● **Recorded data**:
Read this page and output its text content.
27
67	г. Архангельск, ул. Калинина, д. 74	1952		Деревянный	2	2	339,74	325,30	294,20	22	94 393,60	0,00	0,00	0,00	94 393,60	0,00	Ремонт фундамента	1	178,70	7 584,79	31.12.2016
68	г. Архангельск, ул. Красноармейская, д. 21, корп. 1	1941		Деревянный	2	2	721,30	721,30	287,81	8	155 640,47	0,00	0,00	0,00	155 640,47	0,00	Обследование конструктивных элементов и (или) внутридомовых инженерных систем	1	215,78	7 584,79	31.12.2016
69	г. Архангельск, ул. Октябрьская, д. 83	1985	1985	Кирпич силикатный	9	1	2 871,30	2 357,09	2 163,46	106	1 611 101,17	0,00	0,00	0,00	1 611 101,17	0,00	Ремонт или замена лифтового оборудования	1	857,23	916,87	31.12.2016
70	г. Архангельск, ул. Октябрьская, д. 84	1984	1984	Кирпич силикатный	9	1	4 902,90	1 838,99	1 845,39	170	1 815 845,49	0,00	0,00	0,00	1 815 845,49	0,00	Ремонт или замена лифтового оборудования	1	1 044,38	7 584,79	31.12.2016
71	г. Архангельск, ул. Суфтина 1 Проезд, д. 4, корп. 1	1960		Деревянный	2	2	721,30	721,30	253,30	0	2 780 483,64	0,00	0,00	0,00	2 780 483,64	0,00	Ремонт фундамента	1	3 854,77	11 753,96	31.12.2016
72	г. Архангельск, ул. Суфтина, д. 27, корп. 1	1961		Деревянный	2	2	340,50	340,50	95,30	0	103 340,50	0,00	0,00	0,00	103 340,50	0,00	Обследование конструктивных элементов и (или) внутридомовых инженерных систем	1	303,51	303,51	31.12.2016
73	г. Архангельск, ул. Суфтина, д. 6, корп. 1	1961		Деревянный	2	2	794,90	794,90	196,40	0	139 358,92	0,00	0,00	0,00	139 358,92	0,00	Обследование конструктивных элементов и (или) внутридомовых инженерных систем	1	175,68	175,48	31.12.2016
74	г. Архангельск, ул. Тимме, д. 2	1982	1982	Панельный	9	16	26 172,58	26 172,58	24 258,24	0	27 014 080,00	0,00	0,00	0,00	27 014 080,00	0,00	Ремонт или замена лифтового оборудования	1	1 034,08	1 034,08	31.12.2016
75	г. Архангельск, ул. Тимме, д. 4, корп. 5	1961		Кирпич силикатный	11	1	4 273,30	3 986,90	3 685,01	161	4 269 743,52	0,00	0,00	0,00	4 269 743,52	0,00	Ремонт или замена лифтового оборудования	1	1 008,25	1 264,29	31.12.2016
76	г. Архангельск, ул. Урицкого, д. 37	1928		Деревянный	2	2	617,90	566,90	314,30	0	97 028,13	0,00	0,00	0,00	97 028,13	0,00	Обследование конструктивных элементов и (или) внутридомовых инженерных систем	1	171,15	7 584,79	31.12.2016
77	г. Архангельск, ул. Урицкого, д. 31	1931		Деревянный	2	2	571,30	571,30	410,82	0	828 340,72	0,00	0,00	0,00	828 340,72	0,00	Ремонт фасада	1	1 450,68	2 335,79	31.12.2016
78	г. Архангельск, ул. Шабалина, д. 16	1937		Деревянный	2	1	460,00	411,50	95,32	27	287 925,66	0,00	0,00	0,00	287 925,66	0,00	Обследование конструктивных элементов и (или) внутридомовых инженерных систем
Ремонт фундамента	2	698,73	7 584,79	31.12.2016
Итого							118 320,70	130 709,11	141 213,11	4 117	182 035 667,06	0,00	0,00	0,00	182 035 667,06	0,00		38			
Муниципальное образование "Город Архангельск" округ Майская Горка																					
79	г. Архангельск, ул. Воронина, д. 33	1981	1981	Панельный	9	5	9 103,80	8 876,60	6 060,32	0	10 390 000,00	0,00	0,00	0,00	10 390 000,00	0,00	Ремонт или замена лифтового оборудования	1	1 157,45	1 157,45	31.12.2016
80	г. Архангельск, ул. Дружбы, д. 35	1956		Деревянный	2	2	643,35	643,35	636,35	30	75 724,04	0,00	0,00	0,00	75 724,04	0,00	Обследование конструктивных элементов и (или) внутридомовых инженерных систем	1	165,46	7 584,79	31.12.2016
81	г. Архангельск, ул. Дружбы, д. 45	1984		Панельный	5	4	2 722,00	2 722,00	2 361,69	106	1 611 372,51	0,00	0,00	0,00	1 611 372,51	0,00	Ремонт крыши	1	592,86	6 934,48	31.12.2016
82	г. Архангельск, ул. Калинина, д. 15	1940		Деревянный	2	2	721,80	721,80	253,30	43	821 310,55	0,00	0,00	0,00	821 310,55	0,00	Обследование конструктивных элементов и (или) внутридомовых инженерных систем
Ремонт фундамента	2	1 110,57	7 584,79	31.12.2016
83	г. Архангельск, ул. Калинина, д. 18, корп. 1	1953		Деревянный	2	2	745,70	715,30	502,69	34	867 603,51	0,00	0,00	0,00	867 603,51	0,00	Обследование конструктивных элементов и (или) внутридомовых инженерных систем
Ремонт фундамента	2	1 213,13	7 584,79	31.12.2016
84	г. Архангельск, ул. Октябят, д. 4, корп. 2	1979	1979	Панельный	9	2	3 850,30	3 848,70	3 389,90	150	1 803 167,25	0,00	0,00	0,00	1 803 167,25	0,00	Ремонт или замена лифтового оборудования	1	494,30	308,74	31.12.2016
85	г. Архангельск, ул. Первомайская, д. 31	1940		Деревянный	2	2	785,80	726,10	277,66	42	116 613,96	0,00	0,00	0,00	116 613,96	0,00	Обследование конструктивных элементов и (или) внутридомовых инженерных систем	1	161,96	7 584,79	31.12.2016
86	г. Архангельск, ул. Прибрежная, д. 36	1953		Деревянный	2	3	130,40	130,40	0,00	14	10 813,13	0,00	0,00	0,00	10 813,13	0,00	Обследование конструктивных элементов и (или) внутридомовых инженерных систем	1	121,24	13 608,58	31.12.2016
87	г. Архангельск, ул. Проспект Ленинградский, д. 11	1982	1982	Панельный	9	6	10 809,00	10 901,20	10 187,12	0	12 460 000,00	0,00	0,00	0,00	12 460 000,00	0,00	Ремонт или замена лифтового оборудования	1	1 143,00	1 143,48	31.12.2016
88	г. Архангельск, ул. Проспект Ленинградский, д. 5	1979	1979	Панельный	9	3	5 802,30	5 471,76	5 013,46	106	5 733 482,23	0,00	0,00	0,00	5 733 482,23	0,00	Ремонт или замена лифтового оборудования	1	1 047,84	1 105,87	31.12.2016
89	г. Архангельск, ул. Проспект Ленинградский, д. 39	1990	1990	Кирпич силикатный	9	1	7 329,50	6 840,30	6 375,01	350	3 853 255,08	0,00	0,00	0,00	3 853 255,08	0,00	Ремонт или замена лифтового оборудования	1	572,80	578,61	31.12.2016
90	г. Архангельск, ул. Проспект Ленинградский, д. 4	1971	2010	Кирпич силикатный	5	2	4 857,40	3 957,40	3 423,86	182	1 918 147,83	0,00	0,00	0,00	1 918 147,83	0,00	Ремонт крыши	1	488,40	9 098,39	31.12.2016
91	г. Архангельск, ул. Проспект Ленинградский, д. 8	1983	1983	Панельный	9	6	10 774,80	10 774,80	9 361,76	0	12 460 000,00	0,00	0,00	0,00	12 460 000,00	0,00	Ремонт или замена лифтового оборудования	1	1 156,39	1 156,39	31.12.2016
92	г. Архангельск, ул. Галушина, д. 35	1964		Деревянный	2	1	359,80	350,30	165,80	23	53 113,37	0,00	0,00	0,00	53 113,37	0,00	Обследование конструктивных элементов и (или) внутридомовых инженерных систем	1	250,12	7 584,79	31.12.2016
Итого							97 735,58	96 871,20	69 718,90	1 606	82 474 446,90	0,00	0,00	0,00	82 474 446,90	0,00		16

● **INSTRUCTIONS FOR THE TASK**:
All lines of the data above that include the word "Панельный" must be shown.

● **OUTPUT FOR THIS TASK**:
74	г. Архангельск, ул. Тимме, д. 2	1982	1982	Панельный	9	16	26 172,58	26 172,58	24 258,24	0	27 014 080,00	0,00	0,00	0,00	27 014 080,00	0,00	Ремонт или замена лифтового оборудования	1	1 034,08	1 034,08	31.12.2016
79	г. Архангельск, ул. Воронина, д. 33	1981	1981	Панельный	9	5	9 103,80	8 876,60	6 060,32	0	10 390 000,00	0,00	0,00	0,00	10 390 000,00	0,00	Ремонт или замена лифтового оборудования	1	1 157,45	1 157,45	31.12.2016
81	г. Архангельск, ул. Дружбы, д. 45	1984		Панельный	5	4	2 722,00	2 722,00	2 361,69	106	1 611 372,51	0,00	0,00	0,00	1 611 372,51	0,00	Ремонт крыши	1	592,86	6 934,48	31.12.2016
84	г. Архангельск, ул. Октябят, д. 4, корп. 2	1979	1979	Панельный	9	2	3 850,30	3 848,70	3 389,90	150	1 803 167,25	0,00	0,00	0,00	1 803 167,25	0,00	Ремонт или замена лифтового оборудования	1	494,30	308,74	31.12.2016
87	г. Архангельск, ул. Проспект Ленинградский, д. 11	1982	1982	Панельный	9	6	10 809,00	10 901,20	10 187,12	0	12 460 000,00	0,00	0,00	0,00	12 460 000,00	0,00	Ремонт или замена лифтового оборудования	1	1 143,00	1 143,48	31.12.2016
88	г. Архангельск, ул. Проспект Ленинградский, д. 5	1979	1979	Панельный	9	3	5 802,30	5 471,76	5 013,46	106	5 733 482,23	0,00	0,00	0,00	5 733 482,23	0,00	Ремонт или замена лифтового оборудования	1	1 047,84	1 105,87	31.12.2016
91	г. Архангельск, ул. Проспект Ленинградский, д. 8	1983	1983	Панельный	9	6	10 774,80	10 774,80	9 361,76	0	12 460 000,00	0,00	0,00	0,00	12 460 000,00	0,00	Ремонт или замена лифтового оборудования	1	1 156,39	1 156,39	31.12.2016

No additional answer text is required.